**Trecho do texto**
□ □ □ □ □ □ □

Embora o art. 18 atribua ampla discricionariedade ao Ministério da Cultura para estabelecer diretrizes para aplicação dos recursos da PNAB, especificamente no que tange ao PAC, o § 2º do artigo já traz alguns parâmetros obrigatórios a serem observados em regulamentos que venham a dispor sobre o tema. Primeiramente, é estabelecido um percentual máximo de 30% do valor total dos recursos da PNAB previstos na Lei nº 14.399/2022. Em segundo lugar, estabelece que, destes 30%, ao menos um terço (10%) deva ser direcionado para a PNCV, e no máximo um terço (10%) deva ser direcionado ao PAC.

No entanto, é importante observar que estes percentuais definidos em lei não se referem a cada exercício da PNAB especificamente, mas ao total de R$ 15 bilhões previstos na Lei nº 14.399/2022. Além disso, a lei não especifica de que forma estes recursos precisam ser vinculados a cada política ou programa, tampouco se esta vinculação deva ocorrer de forma proporcional em todos os exercícios de execução da PNAB. Tais detalhes podem, a princípio, ser regulamentados pelo Ministério da Cultura com base no caput do art. 18 da Lei nº 14.719/2023.

Assim, desde que respeitado o percentual máximo de vinculação dos recursos, bem como as proporções de distribuição de recursos entre os entes subnacionais estabelecida na Lei nº 14.399/2023, pode o Ministério da Cultura condicionar percentuais diferenciados de repasses em diferentes exercícios, inclusive desvinculando a totalidade dos recursos previstos para 2023 e vinculando um percentual maior para o exercício de 2024. Caso esta opção seja exercida, porém, é importante observar que a desvinculação implica em que todo o orçamento da PNAB deva ser repassado aos entes federados que apresentem plano de ação de acordo com as ações da PNAB. Afinal, trata-se de transferências obrigatórias que estariam desvinculadas do art. 18 da Lei nº 14.719/2023, e passariam a estar condicionadas unicamente aos requisitos da própria PNAB.

Ademais, esta prerrogativa pode vir a ser exercida de forma gradual e ser aplicada de forma diferenciada para os percentuais mínimos específicos estabelecidos para as obras do PAC e para as ações da PNCV, previstos no § 2º do  art. 18 da Lei 14.719/2023, desde que, em qualquer caso, sejam respeitados os percentuais mínimo e máximos para cada modalidade de gasto sobre o total de recursos previstos para os cinco anos da PNAB.

□ □ □ □ □ □ □

**O que se pede**
Atualize o texto sobre a PNAB de "Assim, desde que" a "da própria PNAB.", trocando "entes subnacionais" por "entes federativos". As linhas não têm nenhum papel aqui.

**Dados disponíveis**
□ □ □ □ □ □ □

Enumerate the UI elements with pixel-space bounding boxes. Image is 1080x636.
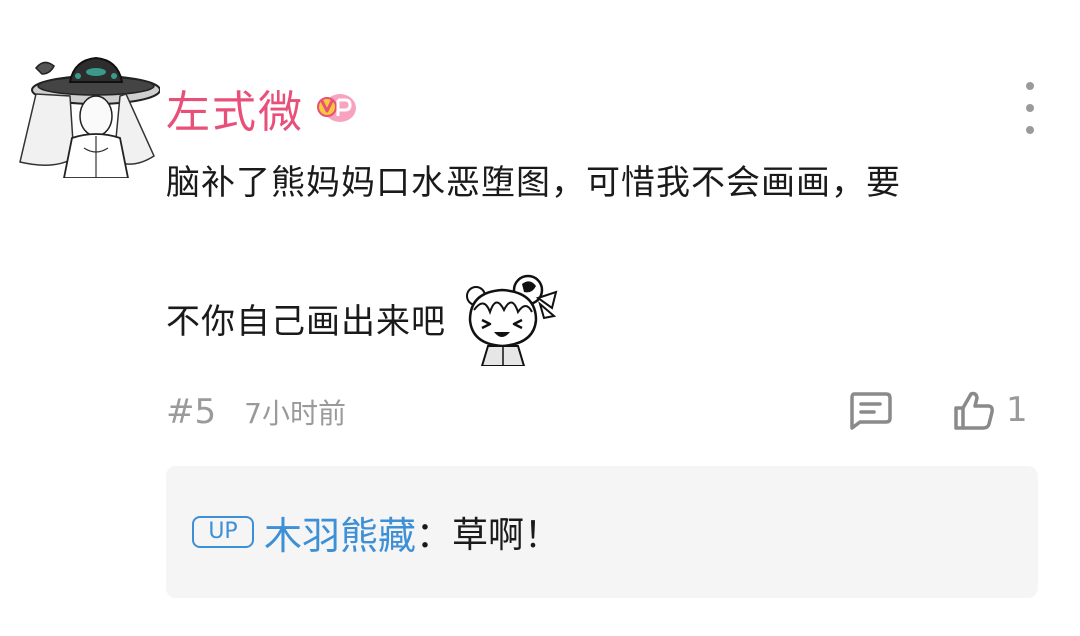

□ □ □ □ □ □ □

**Resultado a seguir**
Assim, desde que respeitado o percentual máximo de vinculação dos recursos, bem como as proporções de distribuição de recursos entre os entes federativos estabelecida na Lei nº 14.399/2023, pode o Ministério da Cultura condicionar percentuais diferenciados de repasses em diferentes exercícios, inclusive desvinculando a totalidade dos recursos previstos para 2023 e vinculando um percentual maior para o exercício de 2024. Caso esta opção seja exercida, porém, é importante observar que a desvinculação implica em que todo o orçamento da PNAB deva ser repassado aos entes federados que apresentem plano de ação de acordo com as ações da PNAB. Afinal, trata-se de transferências obrigatórias que estariam desvinculadas do art. 18 da Lei nº 14.719/2023, e passariam a estar condicionadas unicamente aos requisitos da própria PNAB.